AUFGABE 1: Bis wie viel Uhr ist das Museum in Song Qinglings früherer Shanghaier Residenz laut dem Textabschnitt täglich geöffnet?

TEXTABSCHNITT:
┏━━

"Eine liebte das Geld, eine liebte das Land, eine liebte die Macht." Das hört man in China oft; die drei Damen sind heute noch bekannt, ihre drei Brüder übten ebenfalls wichtige Positionen aus. Alle Geschwister waren hochgebildet und sprachen neben Chinesisch perfekt Englisch; Song Qingling absolvierte ein College in den USA. Ihre ältere Schwester war mit einem Bankier verheiratet, die jüngere mit Chiang Kai-shek.
Song Qingling setzte sich über ihre Eltern hinweg und heiratete trotz großen Altersunterschieds 1915 Sun Yat-sen, nachdem dieser sich von seiner ersten Frau hatte scheiden lassen. Sun Yat-sen wird als Gründer des modernen China verehrt, er gründete die Kuomintang (KMT) und wurde 1912 erster provisorischer Präsident der Republik China; damit endete das mehr als 2000jährige Kaiserreich. Er starb 1925 (sein Mausoleum in Nanjing habe ich zweimal besucht, u.a. hier). Song Qingling schlug sich während des Bürgerkriegs auf die Seite der Kommunisten und hielt von 1949 bis 1981 höchste Ämter in der Volksrepublik China, u.a. Vizepräsidentin, kurz vor ihrem Tod 1981 wurde sie Ehrenpräsidentin. Sie gilt als die der Schwestern, die ihr Land liebte und wird noch heute verehrt.
Anfahrt und Öffnungszeiten
Ein Besuch in ihrer zum Museum umgebauten früheren Shanghaier Residenz lohnt! Das Museum liegt zentral in der früheren französischen Konzession. Für den Taxifahrer: 宋庆龄故居, auf Englisch Soong Ching Ling Memorial Residence, die Adresse ist 1843 Huaihai Middle Rd, in Xuhui. Anfahrt mit der Metro: Linie 10 und 11 Station Jiaotong University 交通大学, Ausgang 1 oder Linie 10 Shanghai Library 上海图书馆, Ausgang 3. Es gibt eine chinesischsprachige Website und einen englischen Wikipedia-Eintrag. Geöffnet ist täglich von 9 bis 16:30 Uhr. Ich habe 20 Yuan für mein Ticket bezahlt.
Die Anlage ist nicht sehr groß und gut beschildert; man kann seine Route über Hauptgebäude, Garten, Ausstellungshalle und Garage zusammenstellen, wie man mag. Je nach Interesse an chinesischer Geschichte und Song Qingling braucht man für die Besichtigung ein bis zwei Stunden oder auch einen halben Tag.
Das Haus innen ist sehenswert, es wirkt, als ob sie gerade erst ausgezogen wäre. Man sieht auch ihr Büro, eine schöne Treppe, Wohnzimmer, Küche usw.

┗━━

GEGEBENE ANGABEN:
┏━━

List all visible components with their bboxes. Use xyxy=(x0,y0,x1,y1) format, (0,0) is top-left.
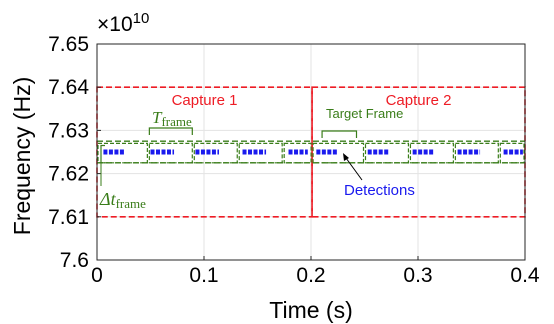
x-tick-label-2: 0.2 xyxy=(296,264,325,287)
detections-arrow-head xyxy=(343,153,349,161)
y-tick-label-3: 7.63 xyxy=(48,119,89,142)
t-frame-brace xyxy=(148,127,193,135)
target-frame-5 xyxy=(312,142,365,164)
x-tick-label-4: 0.4 xyxy=(510,264,540,287)
detections-arrow-line xyxy=(345,157,363,181)
target-frame-1 xyxy=(148,142,193,164)
axes: 0 0.1 0.2 0.3 0.4 7.6 7.61 7.62 7.63 7.64 7.65 Time… xyxy=(9,10,540,323)
target-frame-label: Target Frame xyxy=(326,106,403,121)
target-frame-0 xyxy=(97,142,148,164)
t-frame-label: Tframe xyxy=(152,108,192,129)
x-axis-title: Time (s) xyxy=(269,297,352,323)
y-tick-label-4: 7.64 xyxy=(48,76,89,99)
annotations: Tframe Δtframe Target Frame Detections xyxy=(99,106,415,211)
target-band xyxy=(97,140,525,164)
y-tick-label-2: 7.62 xyxy=(48,163,89,186)
capture-label-1: Capture 1 xyxy=(172,92,238,109)
y-exponent: ×1010 xyxy=(97,10,149,36)
capture-label-2: Capture 2 xyxy=(386,92,452,109)
dt-frame-label: Δtframe xyxy=(99,189,146,211)
y-axis-title: Frequency (Hz) xyxy=(9,77,35,235)
target-frame-7 xyxy=(409,142,454,164)
target-frame-8 xyxy=(454,142,499,164)
y-tick-label-5: 7.65 xyxy=(48,33,89,56)
target-frames xyxy=(97,142,525,164)
y-tick-label-0: 7.6 xyxy=(60,249,89,272)
x-tick-label-3: 0.3 xyxy=(403,264,432,287)
target-frame-4 xyxy=(283,142,312,164)
target-frame-6 xyxy=(364,142,410,164)
x-tick-label-1: 0.1 xyxy=(189,264,218,287)
y-tick-label-1: 7.61 xyxy=(48,206,89,229)
dt-frame-bracket xyxy=(100,144,105,164)
x-tick-label-0: 0 xyxy=(91,264,103,287)
target-frame-2 xyxy=(193,142,238,164)
target-frame-3 xyxy=(238,142,283,164)
detections-label: Detections xyxy=(344,182,415,199)
target-frame-bracket xyxy=(321,130,358,138)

┗━━

AUFGABE 2: Gib in den Datensätzen den Abschnitt von der Zeile mit „x-tick-label-2: 0.2 xyxy=(296,264,325,287)“ bis einschließlich der Zeile mit „dt-frame-label: Δtframe xyxy=(99,189,146,211)“ erneut wieder, wobei „Time (s)“ durch „Zeit (s)“ ersetzt wird und alles andere unverändert bleibt.

LÖSUNGSWEG 1: Bis 16:30 Uhr.

LÖSUNGSWEG 2:
x-tick-label-2: 0.2 xyxy=(296,264,325,287)
detections-arrow-head xyxy=(343,153,349,161)
y-tick-label-3: 7.63 xyxy=(48,119,89,142)
t-frame-brace xyxy=(148,127,193,135)
target-frame-5 xyxy=(312,142,365,164)
x-tick-label-4: 0.4 xyxy=(510,264,540,287)
detections-arrow-line xyxy=(345,157,363,181)
target-frame-1 xyxy=(148,142,193,164)
axes: 0 0.1 0.2 0.3 0.4 7.6 7.61 7.62 7.63 7.64 7.65 Time… xyxy=(9,10,540,323)
target-frame-label: Target Frame xyxy=(326,106,403,121)
target-frame-0 xyxy=(97,142,148,164)
t-frame-label: Tframe xyxy=(152,108,192,129)
x-axis-title: Zeit (s) xyxy=(269,297,352,323)
y-tick-label-4: 7.64 xyxy=(48,76,89,99)
annotations: Tframe Δtframe Target Frame Detections xyxy=(99,106,415,211)
target-band xyxy=(97,140,525,164)
y-tick-label-2: 7.62 xyxy=(48,163,89,186)
capture-label-1: Capture 1 xyxy=(172,92,238,109)
y-exponent: ×1010 xyxy=(97,10,149,36)
capture-label-2: Capture 2 xyxy=(386,92,452,109)
dt-frame-label: Δtframe xyxy=(99,189,146,211)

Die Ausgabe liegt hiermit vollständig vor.